--- What to produce ---
Reproduce every entry exactly and leave its pictures out.

--- Material ---
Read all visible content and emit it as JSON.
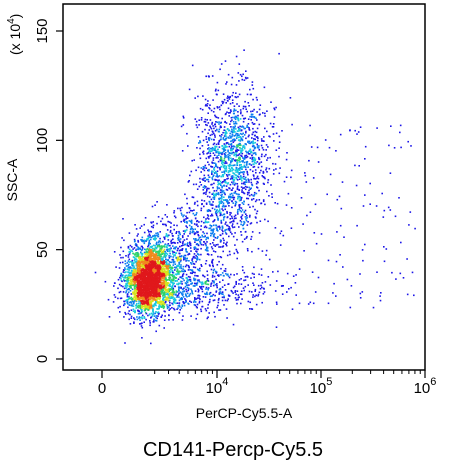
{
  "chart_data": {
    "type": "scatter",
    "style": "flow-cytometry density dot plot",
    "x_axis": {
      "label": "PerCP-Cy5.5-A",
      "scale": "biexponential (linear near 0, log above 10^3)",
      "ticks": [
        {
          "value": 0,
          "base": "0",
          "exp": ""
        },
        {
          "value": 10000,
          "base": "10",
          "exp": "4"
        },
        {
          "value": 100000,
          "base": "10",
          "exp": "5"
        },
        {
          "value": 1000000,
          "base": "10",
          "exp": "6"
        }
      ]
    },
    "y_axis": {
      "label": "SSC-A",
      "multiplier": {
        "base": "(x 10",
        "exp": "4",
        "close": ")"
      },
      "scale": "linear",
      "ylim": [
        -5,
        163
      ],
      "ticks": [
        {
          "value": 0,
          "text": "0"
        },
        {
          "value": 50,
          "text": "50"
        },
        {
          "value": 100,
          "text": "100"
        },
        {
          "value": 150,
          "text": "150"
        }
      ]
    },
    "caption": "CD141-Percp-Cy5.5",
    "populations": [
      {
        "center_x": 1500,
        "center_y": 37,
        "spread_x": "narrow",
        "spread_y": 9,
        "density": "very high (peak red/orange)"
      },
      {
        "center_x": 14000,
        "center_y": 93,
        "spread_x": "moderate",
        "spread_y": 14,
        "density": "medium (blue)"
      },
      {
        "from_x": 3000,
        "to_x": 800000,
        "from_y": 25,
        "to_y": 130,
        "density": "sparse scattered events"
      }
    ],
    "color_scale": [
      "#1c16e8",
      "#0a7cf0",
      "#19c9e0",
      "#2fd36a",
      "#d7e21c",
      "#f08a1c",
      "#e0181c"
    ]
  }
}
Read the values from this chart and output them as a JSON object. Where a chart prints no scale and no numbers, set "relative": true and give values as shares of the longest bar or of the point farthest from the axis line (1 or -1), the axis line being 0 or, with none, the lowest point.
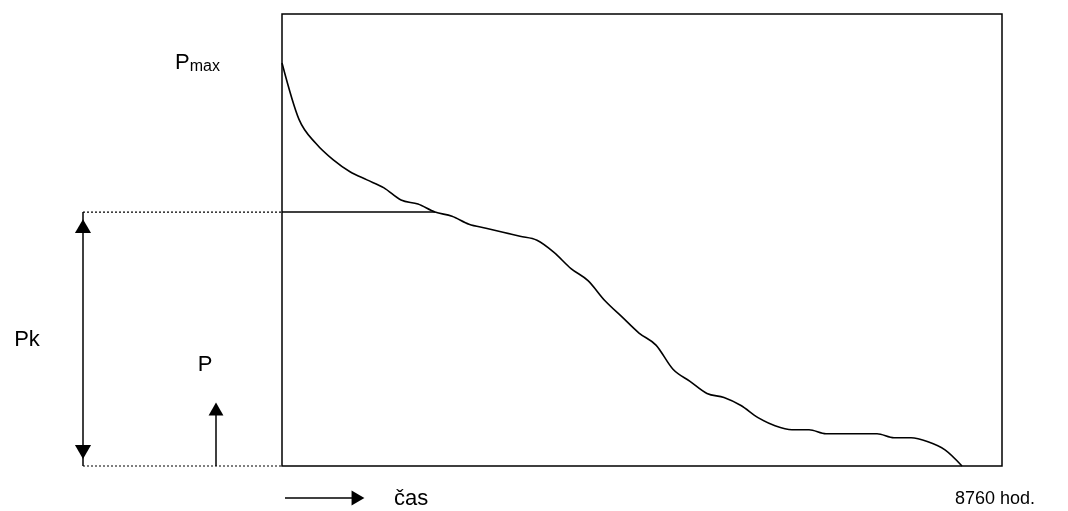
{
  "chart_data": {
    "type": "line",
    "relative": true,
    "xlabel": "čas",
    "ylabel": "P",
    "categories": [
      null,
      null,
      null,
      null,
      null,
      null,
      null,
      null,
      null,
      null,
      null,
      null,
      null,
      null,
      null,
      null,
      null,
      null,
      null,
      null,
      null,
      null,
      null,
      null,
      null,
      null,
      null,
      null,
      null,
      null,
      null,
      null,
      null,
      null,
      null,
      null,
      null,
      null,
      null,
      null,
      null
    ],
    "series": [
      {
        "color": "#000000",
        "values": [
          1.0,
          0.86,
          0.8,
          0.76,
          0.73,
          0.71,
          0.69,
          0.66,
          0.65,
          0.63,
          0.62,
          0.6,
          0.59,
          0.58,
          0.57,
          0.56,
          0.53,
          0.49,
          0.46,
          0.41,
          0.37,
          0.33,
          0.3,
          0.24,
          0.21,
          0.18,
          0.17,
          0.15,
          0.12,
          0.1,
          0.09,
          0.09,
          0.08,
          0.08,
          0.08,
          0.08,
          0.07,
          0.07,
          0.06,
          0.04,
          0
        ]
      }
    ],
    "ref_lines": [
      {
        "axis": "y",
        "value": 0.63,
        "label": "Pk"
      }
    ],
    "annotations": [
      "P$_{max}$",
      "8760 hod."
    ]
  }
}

--- Written reply ---
Read all visible content and emit it as JSON.
{
  "chart_data": {
    "type": "scatter",
    "style": "flow-cytometry density dot plot",
    "x_axis": {
      "label": "PerCP-Cy5.5-A",
      "scale": "biexponential (linear near 0, log above 10^3)",
      "ticks": [
        {
          "value": 0,
          "base": "0",
          "exp": ""
        },
        {
          "value": 10000,
          "base": "10",
          "exp": "4"
        },
        {
          "value": 100000,
          "base": "10",
          "exp": "5"
        },
        {
          "value": 1000000,
          "base": "10",
          "exp": "6"
        }
      ]
    },
    "y_axis": {
      "label": "SSC-A",
      "multiplier": {
        "base": "(x 10",
        "exp": "4",
        "close": ")"
      },
      "scale": "linear",
      "ylim": [
        -5,
        163
      ],
      "ticks": [
        {
          "value": 0,
          "text": "0"
        },
        {
          "value": 50,
          "text": "50"
        },
        {
          "value": 100,
          "text": "100"
        },
        {
          "value": 150,
          "text": "150"
        }
      ]
    },
    "caption": "CD141-Percp-Cy5.5",
    "populations": [
      {
        "center_x": 1500,
        "center_y": 37,
        "spread_x": "narrow",
        "spread_y": 9,
        "density": "very high (peak red/orange)"
      },
      {
        "center_x": 14000,
        "center_y": 93,
        "spread_x": "moderate",
        "spread_y": 14,
        "density": "medium (blue)"
      },
      {
        "from_x": 3000,
        "to_x": 800000,
        "from_y": 25,
        "to_y": 130,
        "density": "sparse scattered events"
      }
    ],
    "color_scale": [
      "#1c16e8",
      "#0a7cf0",
      "#19c9e0",
      "#2fd36a",
      "#d7e21c",
      "#f08a1c",
      "#e0181c"
    ]
  }
}
Read the values from this chart and output them as a JSON object. Where a chart prints no scale and no numbers, set "relative": true and give values as shares of the longest bar or of the point farthest from the axis line (1 or -1), the axis line being 0 or, with none, the lowest point.
{
  "chart_data": {
    "type": "line",
    "relative": true,
    "xlabel": "čas",
    "ylabel": "P",
    "categories": [
      null,
      null,
      null,
      null,
      null,
      null,
      null,
      null,
      null,
      null,
      null,
      null,
      null,
      null,
      null,
      null,
      null,
      null,
      null,
      null,
      null,
      null,
      null,
      null,
      null,
      null,
      null,
      null,
      null,
      null,
      null,
      null,
      null,
      null,
      null,
      null,
      null,
      null,
      null,
      null,
      null
    ],
    "series": [
      {
        "color": "#000000",
        "values": [
          1.0,
          0.86,
          0.8,
          0.76,
          0.73,
          0.71,
          0.69,
          0.66,
          0.65,
          0.63,
          0.62,
          0.6,
          0.59,
          0.58,
          0.57,
          0.56,
          0.53,
          0.49,
          0.46,
          0.41,
          0.37,
          0.33,
          0.3,
          0.24,
          0.21,
          0.18,
          0.17,
          0.15,
          0.12,
          0.1,
          0.09,
          0.09,
          0.08,
          0.08,
          0.08,
          0.08,
          0.07,
          0.07,
          0.06,
          0.04,
          0
        ]
      }
    ],
    "ref_lines": [
      {
        "axis": "y",
        "value": 0.63,
        "label": "Pk"
      }
    ],
    "annotations": [
      "P$_{max}$",
      "8760 hod."
    ]
  }
}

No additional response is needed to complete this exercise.